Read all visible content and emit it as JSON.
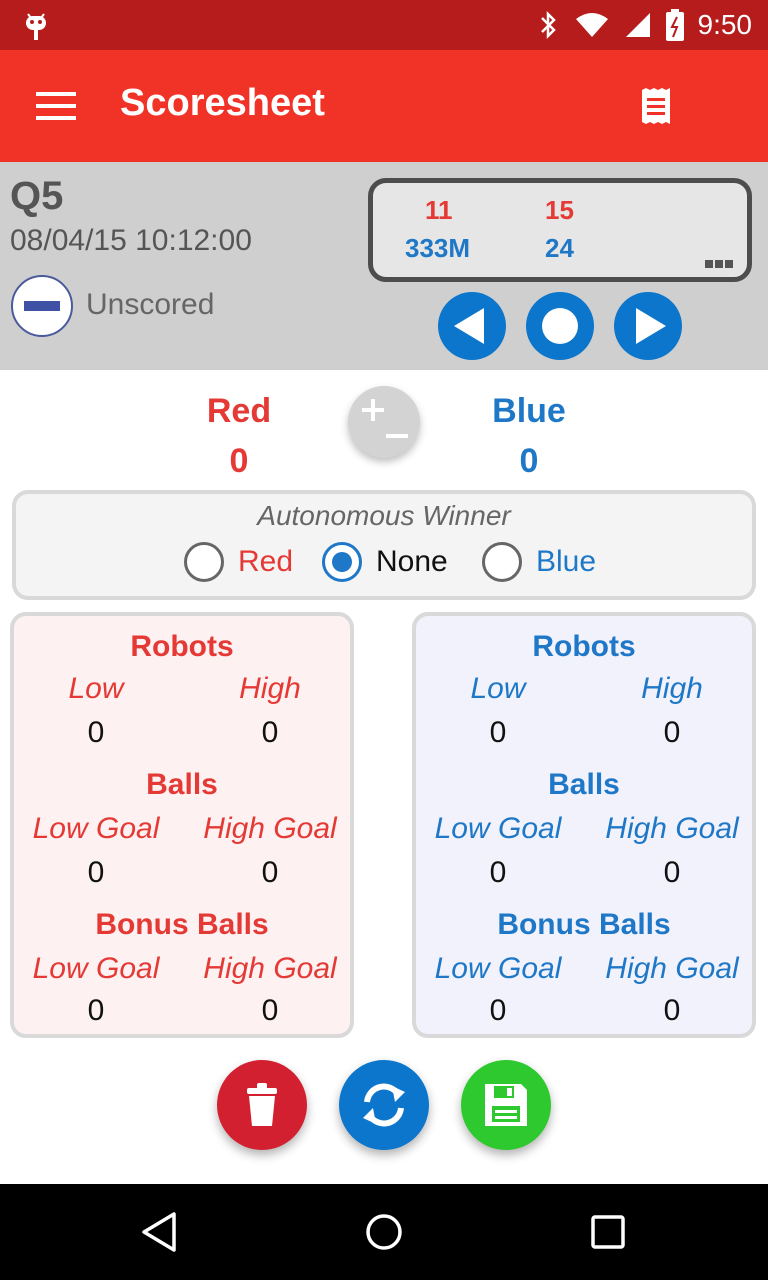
{
  "status_bar": {
    "time": "9:50"
  },
  "app_bar": {
    "title": "Scoresheet"
  },
  "match": {
    "id": "Q5",
    "datetime": "08/04/15 10:12:00",
    "status": "Unscored",
    "red_teams": [
      "11",
      "15"
    ],
    "blue_teams": [
      "333M",
      "24"
    ]
  },
  "score": {
    "red_label": "Red",
    "red_score": "0",
    "blue_label": "Blue",
    "blue_score": "0"
  },
  "autonomous": {
    "title": "Autonomous Winner",
    "options": [
      "Red",
      "None",
      "Blue"
    ],
    "selected": "None"
  },
  "panels": {
    "red": {
      "robots": "Robots",
      "low": "Low",
      "high": "High",
      "robots_low": "0",
      "robots_high": "0",
      "balls": "Balls",
      "low_goal": "Low Goal",
      "high_goal": "High Goal",
      "balls_low": "0",
      "balls_high": "0",
      "bonus": "Bonus Balls",
      "bonus_low_goal": "Low Goal",
      "bonus_high_goal": "High Goal",
      "bonus_low": "0",
      "bonus_high": "0"
    },
    "blue": {
      "robots": "Robots",
      "low": "Low",
      "high": "High",
      "robots_low": "0",
      "robots_high": "0",
      "balls": "Balls",
      "low_goal": "Low Goal",
      "high_goal": "High Goal",
      "balls_low": "0",
      "balls_high": "0",
      "bonus": "Bonus Balls",
      "bonus_low_goal": "Low Goal",
      "bonus_high_goal": "High Goal",
      "bonus_low": "0",
      "bonus_high": "0"
    }
  },
  "colors": {
    "red": "#e53935",
    "blue": "#1e78c7",
    "app_bar": "#f03227",
    "status_bar": "#b71c1c"
  }
}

▸ GOAL OF THE EXERCISE: Make a word-for-word copy of the entries, without any pictures.

▸ EXERCISE RESULT:
Read all visible content and emit it as JSON.
{
  "status_bar": {
    "time": "9:50"
  },
  "app_bar": {
    "title": "Scoresheet"
  },
  "match": {
    "id": "Q5",
    "datetime": "08/04/15 10:12:00",
    "status": "Unscored",
    "red_teams": [
      "11",
      "15"
    ],
    "blue_teams": [
      "333M",
      "24"
    ]
  },
  "score": {
    "red_label": "Red",
    "red_score": "0",
    "blue_label": "Blue",
    "blue_score": "0"
  },
  "autonomous": {
    "title": "Autonomous Winner",
    "options": [
      "Red",
      "None",
      "Blue"
    ],
    "selected": "None"
  },
  "panels": {
    "red": {
      "robots": "Robots",
      "low": "Low",
      "high": "High",
      "robots_low": "0",
      "robots_high": "0",
      "balls": "Balls",
      "low_goal": "Low Goal",
      "high_goal": "High Goal",
      "balls_low": "0",
      "balls_high": "0",
      "bonus": "Bonus Balls",
      "bonus_low_goal": "Low Goal",
      "bonus_high_goal": "High Goal",
      "bonus_low": "0",
      "bonus_high": "0"
    },
    "blue": {
      "robots": "Robots",
      "low": "Low",
      "high": "High",
      "robots_low": "0",
      "robots_high": "0",
      "balls": "Balls",
      "low_goal": "Low Goal",
      "high_goal": "High Goal",
      "balls_low": "0",
      "balls_high": "0",
      "bonus": "Bonus Balls",
      "bonus_low_goal": "Low Goal",
      "bonus_high_goal": "High Goal",
      "bonus_low": "0",
      "bonus_high": "0"
    }
  },
  "colors": {
    "red": "#e53935",
    "blue": "#1e78c7",
    "app_bar": "#f03227",
    "status_bar": "#b71c1c"
  }
}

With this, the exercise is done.